_TASK INSTRUCTIONS_: Copy the data that follows exactly. Include no pictures.

◆ ◆ ◆ ◆

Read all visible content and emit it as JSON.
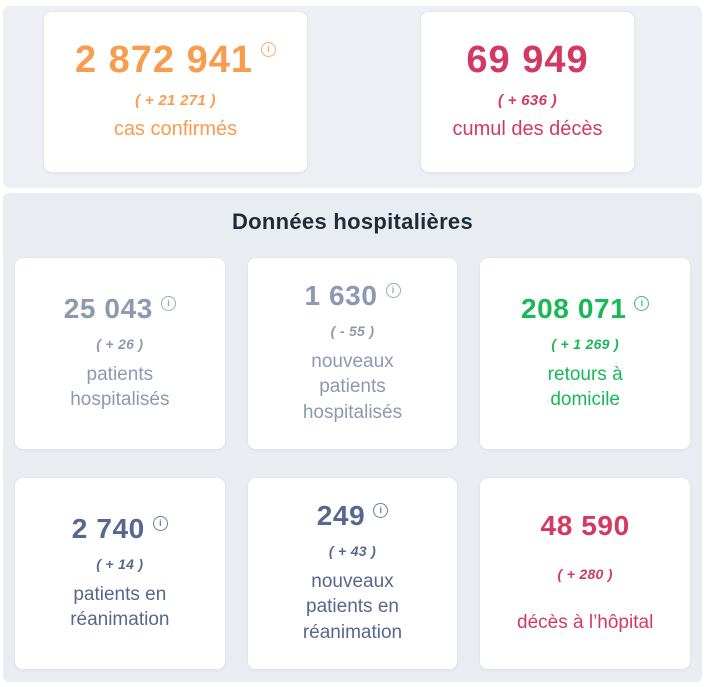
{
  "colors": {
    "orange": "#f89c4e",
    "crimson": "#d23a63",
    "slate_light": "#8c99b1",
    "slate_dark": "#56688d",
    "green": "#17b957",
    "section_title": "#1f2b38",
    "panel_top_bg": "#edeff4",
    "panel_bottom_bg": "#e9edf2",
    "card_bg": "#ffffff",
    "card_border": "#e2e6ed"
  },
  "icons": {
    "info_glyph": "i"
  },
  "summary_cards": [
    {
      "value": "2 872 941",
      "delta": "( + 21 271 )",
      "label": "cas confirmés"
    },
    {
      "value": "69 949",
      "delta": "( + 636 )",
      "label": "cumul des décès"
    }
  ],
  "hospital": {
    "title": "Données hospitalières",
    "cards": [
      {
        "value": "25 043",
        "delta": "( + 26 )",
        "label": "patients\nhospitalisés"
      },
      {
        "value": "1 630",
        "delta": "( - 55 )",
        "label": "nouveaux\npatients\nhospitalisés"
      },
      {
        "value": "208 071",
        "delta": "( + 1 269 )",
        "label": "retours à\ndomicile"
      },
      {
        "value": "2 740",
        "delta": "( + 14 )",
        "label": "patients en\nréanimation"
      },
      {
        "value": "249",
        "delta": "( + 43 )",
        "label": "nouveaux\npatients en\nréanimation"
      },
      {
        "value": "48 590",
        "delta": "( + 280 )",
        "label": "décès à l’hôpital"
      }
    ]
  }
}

◆ ◆ ◆ ◆

_OUTPUT FOR THIS EXERCISE_:
Read all visible content and emit it as JSON.
{
  "colors": {
    "orange": "#f89c4e",
    "crimson": "#d23a63",
    "slate_light": "#8c99b1",
    "slate_dark": "#56688d",
    "green": "#17b957",
    "section_title": "#1f2b38",
    "panel_top_bg": "#edeff4",
    "panel_bottom_bg": "#e9edf2",
    "card_bg": "#ffffff",
    "card_border": "#e2e6ed"
  },
  "icons": {
    "info_glyph": "i"
  },
  "summary_cards": [
    {
      "value": "2 872 941",
      "delta": "( + 21 271 )",
      "label": "cas confirmés"
    },
    {
      "value": "69 949",
      "delta": "( + 636 )",
      "label": "cumul des décès"
    }
  ],
  "hospital": {
    "title": "Données hospitalières",
    "cards": [
      {
        "value": "25 043",
        "delta": "( + 26 )",
        "label": "patients\nhospitalisés"
      },
      {
        "value": "1 630",
        "delta": "( - 55 )",
        "label": "nouveaux\npatients\nhospitalisés"
      },
      {
        "value": "208 071",
        "delta": "( + 1 269 )",
        "label": "retours à\ndomicile"
      },
      {
        "value": "2 740",
        "delta": "( + 14 )",
        "label": "patients en\nréanimation"
      },
      {
        "value": "249",
        "delta": "( + 43 )",
        "label": "nouveaux\npatients en\nréanimation"
      },
      {
        "value": "48 590",
        "delta": "( + 280 )",
        "label": "décès à l’hôpital"
      }
    ]
  }
}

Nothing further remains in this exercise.